* Provided text *
⟨

Masaveu Post Oak Houston Delaware, a private investor based in Spain, has purchased the 22-story building at 2200 Post Oak Blvd.

The sales price was not disclosed, according to commercial real estate firm Holliday Fenoglio Fowler, which marketed the property for the seller.

Completed in 2013, BBVA Compass Plaza was sold by a venture partnership of Stream Realty Partners, TRC Capital Partners (formerly The Redstone Cos.) and an institutional client of L&B Realty Advisors.

"The sale of BBVA Compass Plaza reflects the continued interest of foreign capital in Class A product in superb locations in Houston such as the Uptown/Galleria submarket," Steve Lerner, CEO of TRC Capital Partners, said in an announcement.

The 326,200-square-foot modern-style building is 83 percent leased, with BBVA Compass Bank occupying 58 percent of the space. The building has seven levels of parking with 1,144 spaces, a etail bank, a fitness center and two upscale restaurants, Caracol and Oka Sushi.

Located on Post Oak Boulevard north of the Galleria, the building is in a high-growth urban area where cranes dot the skyline and amenities such as 40 restaurants are within walking distance. But, with oil trading below $50 a barrel, it is unlikely additional office buildings will break ground anytime soon.

⟩

[Bounding box entries]
⟨

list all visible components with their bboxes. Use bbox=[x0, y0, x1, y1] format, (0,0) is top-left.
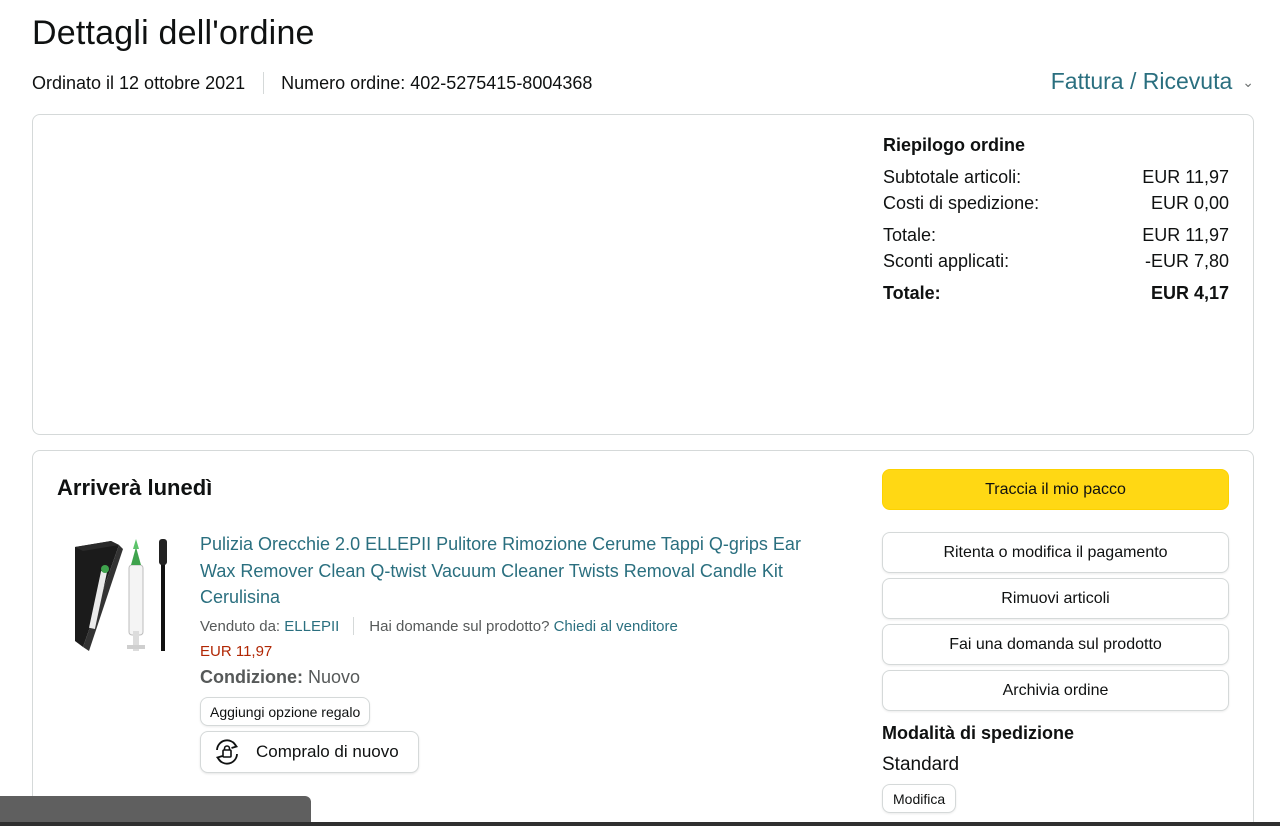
order-summary: Riepilogo ordine Subtotale articoli: EUR… bbox=[883, 135, 1229, 306]
product-title-link[interactable]: Pulizia Orecchie 2.0 ELLEPII Pulitore Ri… bbox=[200, 531, 830, 611]
ask-seller-link[interactable]: Chiedi al venditore bbox=[554, 618, 678, 635]
summary-row-total: Totale: EUR 11,97 bbox=[883, 222, 1229, 248]
shipment-card: Arriverà lunedì Pulizia Orecchie 2.0 ELL… bbox=[32, 450, 1254, 826]
summary-row-discount: Sconti applicati: -EUR 7,80 bbox=[883, 248, 1229, 274]
product-condition: Condizione: Nuovo bbox=[200, 667, 360, 688]
summary-row-grand-total: Totale: EUR 4,17 bbox=[883, 280, 1229, 306]
remove-items-button[interactable]: Rimuovi articoli bbox=[882, 578, 1229, 619]
buy-again-button[interactable]: Compralo di nuovo bbox=[200, 731, 419, 773]
summary-label: Subtotale articoli: bbox=[883, 166, 1022, 187]
order-summary-card: Riepilogo ordine Subtotale articoli: EUR… bbox=[32, 114, 1254, 435]
summary-value: EUR 0,00 bbox=[1150, 192, 1229, 213]
order-date: Ordinato il 12 ottobre 2021 bbox=[32, 72, 246, 93]
order-meta: Ordinato il 12 ottobre 2021 Numero ordin… bbox=[32, 72, 592, 94]
summary-label: Sconti applicati: bbox=[883, 250, 1010, 271]
page-title: Dettagli dell'ordine bbox=[32, 14, 315, 52]
summary-label: Totale: bbox=[883, 282, 941, 303]
seller-row: Venduto da: ELLEPII Hai domande sul prod… bbox=[200, 617, 678, 635]
summary-label: Costi di spedizione: bbox=[883, 192, 1040, 213]
summary-value: -EUR 7,80 bbox=[1144, 250, 1229, 271]
chevron-down-icon: ⌄ bbox=[1242, 74, 1254, 90]
arrival-heading: Arriverà lunedì bbox=[57, 475, 213, 500]
archive-order-button[interactable]: Archivia ordine bbox=[882, 670, 1229, 711]
rebuy-icon bbox=[210, 735, 244, 769]
bottom-divider bbox=[0, 822, 1280, 826]
shipping-method-value: Standard bbox=[882, 754, 960, 775]
summary-value: EUR 11,97 bbox=[1142, 166, 1229, 187]
summary-label: Totale: bbox=[883, 224, 937, 245]
sold-by-label: Venduto da: bbox=[200, 617, 281, 635]
product-image[interactable] bbox=[71, 535, 175, 653]
condition-label: Condizione: bbox=[200, 667, 303, 687]
shipping-method-title: Modalità di spedizione bbox=[882, 723, 1075, 743]
meta-divider bbox=[263, 72, 265, 94]
summary-row-subtotal: Subtotale articoli: EUR 11,97 bbox=[883, 164, 1229, 190]
product-image-graphic bbox=[75, 539, 167, 651]
summary-value: EUR 11,97 bbox=[1142, 224, 1229, 245]
add-gift-option-button[interactable]: Aggiungi opzione regalo bbox=[200, 697, 371, 726]
product-price: EUR 11,97 bbox=[200, 643, 273, 660]
summary-row-shipping: Costi di spedizione: EUR 0,00 bbox=[883, 190, 1229, 216]
order-number: Numero ordine: 402-5275415-8004368 bbox=[281, 72, 593, 93]
condition-value: Nuovo bbox=[308, 667, 361, 687]
seller-link[interactable]: ELLEPII bbox=[284, 618, 339, 635]
track-package-button[interactable]: Traccia il mio pacco bbox=[882, 469, 1229, 510]
retry-payment-button[interactable]: Ritenta o modifica il pagamento bbox=[882, 532, 1229, 573]
seller-divider bbox=[353, 617, 355, 635]
question-label: Hai domande sul prodotto? bbox=[369, 617, 550, 635]
invoice-dropdown[interactable]: Fattura / Ricevuta ⌄ bbox=[1051, 68, 1254, 95]
modify-shipping-button[interactable]: Modifica bbox=[882, 784, 957, 813]
summary-value: EUR 4,17 bbox=[1150, 282, 1229, 303]
ask-product-question-button[interactable]: Fai una domanda sul prodotto bbox=[882, 624, 1229, 665]
order-actions: Traccia il mio pacco Ritenta o modifica … bbox=[882, 469, 1229, 813]
summary-title: Riepilogo ordine bbox=[883, 135, 1025, 155]
invoice-label[interactable]: Fattura / Ricevuta bbox=[1051, 68, 1233, 95]
buy-again-label[interactable]: Compralo di nuovo bbox=[256, 742, 399, 762]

⟩

* What to work on *
• a. Rewrite the bounding box listing as a numbered list, starting at the line containing "order-summary: Riepilogo ordine" and ending at the line containing "product-image-graphic bbox=[75, 539, 167, 651]", with blank lines left out.
• b. Write the next part of the article about the sale of BBVA Compass Plaza in Houston, picking up after its final sentence.

* Answers for the exercise *
• a.
1. order-summary: Riepilogo ordine Subtotale articoli: EUR… bbox=[883, 135, 1229, 306]
2. product-title-link[interactable]: Pulizia Orecchie 2.0 ELLEPII Pulitore Ri… bbox=[200, 531, 830, 611]
3. ask-seller-link[interactable]: Chiedi al venditore bbox=[554, 618, 678, 635]
4. summary-row-total: Totale: EUR 11,97 bbox=[883, 222, 1229, 248]
5. shipment-card: Arriverà lunedì Pulizia Orecchie 2.0 ELL… bbox=[32, 450, 1254, 826]
6. summary-row-discount: Sconti applicati: -EUR 7,80 bbox=[883, 248, 1229, 274]
7. product-condition: Condizione: Nuovo bbox=[200, 667, 360, 688]
8. summary-row-grand-total: Totale: EUR 4,17 bbox=[883, 280, 1229, 306]
9. remove-items-button[interactable]: Rimuovi articoli bbox=[882, 578, 1229, 619]
10. buy-again-button[interactable]: Compralo di nuovo bbox=[200, 731, 419, 773]
11. summary-label: Subtotale articoli: bbox=[883, 166, 1022, 187]
12. order-summary-card: Riepilogo ordine Subtotale articoli: EUR… bbox=[32, 114, 1254, 435]
13. summary-value: EUR 0,00 bbox=[1150, 192, 1229, 213]
14. order-date: Ordinato il 12 ottobre 2021 bbox=[32, 72, 246, 93]
15. order-meta: Ordinato il 12 ottobre 2021 Numero ordin… bbox=[32, 72, 592, 94]
16. summary-label: Sconti applicati: bbox=[883, 250, 1010, 271]
17. page-title: Dettagli dell'ordine bbox=[32, 14, 315, 52]
18. summary-label: Totale: bbox=[883, 282, 941, 303]
19. seller-row: Venduto da: ELLEPII Hai domande sul prod… bbox=[200, 617, 678, 635]
20. summary-label: Costi di spedizione: bbox=[883, 192, 1040, 213]
21. summary-value: -EUR 7,80 bbox=[1144, 250, 1229, 271]
22. chevron-down-icon: ⌄ bbox=[1242, 74, 1254, 90]
23. arrival-heading: Arriverà lunedì bbox=[57, 475, 213, 500]
24. archive-order-button[interactable]: Archivia ordine bbox=[882, 670, 1229, 711]
25. rebuy-icon bbox=[210, 735, 244, 769]
26. bottom-divider bbox=[0, 822, 1280, 826]
27. shipping-method-value: Standard bbox=[882, 754, 960, 775]
28. summary-value: EUR 11,97 bbox=[1142, 166, 1229, 187]
29. summary-label: Totale: bbox=[883, 224, 937, 245]
30. sold-by-label: Venduto da: bbox=[200, 617, 281, 635]
31. product-image[interactable] bbox=[71, 535, 175, 653]
32. condition-label: Condizione: bbox=[200, 667, 303, 687]
33. shipping-method-title: Modalità di spedizione bbox=[882, 723, 1075, 743]
34. meta-divider bbox=[263, 72, 265, 94]
35. summary-row-subtotal: Subtotale articoli: EUR 11,97 bbox=[883, 164, 1229, 190]
36. product-image-graphic bbox=[75, 539, 167, 651]

• b.
"With its groundbreaking, BBVA Compass Plaza ignited a development renaissance in Houston's most coveted submarket that is ongoing and encompasses more than 6,050 luxury multi-housing units, more than 2 million square feet of office space, in excess of 697,000 square feet of high-street retail and two new luxury hotels," Dan Miller, senior managing director of HFF said in an announcement. "The transformative impact that this property has had on the Galleria skyline cannot be overstated, placing it at the forefront of the 'urbanization' movement in the Houston marketplace."

In the past two years, foreign investors have spent nearly $2.5 billion on all types of commercial real estate in the Houston market, placing it just ahead of Miami and behind Atlanta, according to Real Capital Analytics, a real estate information firm. Foreign investments represented 9.2 percent of all commercial real estate investments here during the period.

The top cities for foreign investment in the past two years are Manhattan, Los Angeles, Boston, Washington, D.C., and Chicago.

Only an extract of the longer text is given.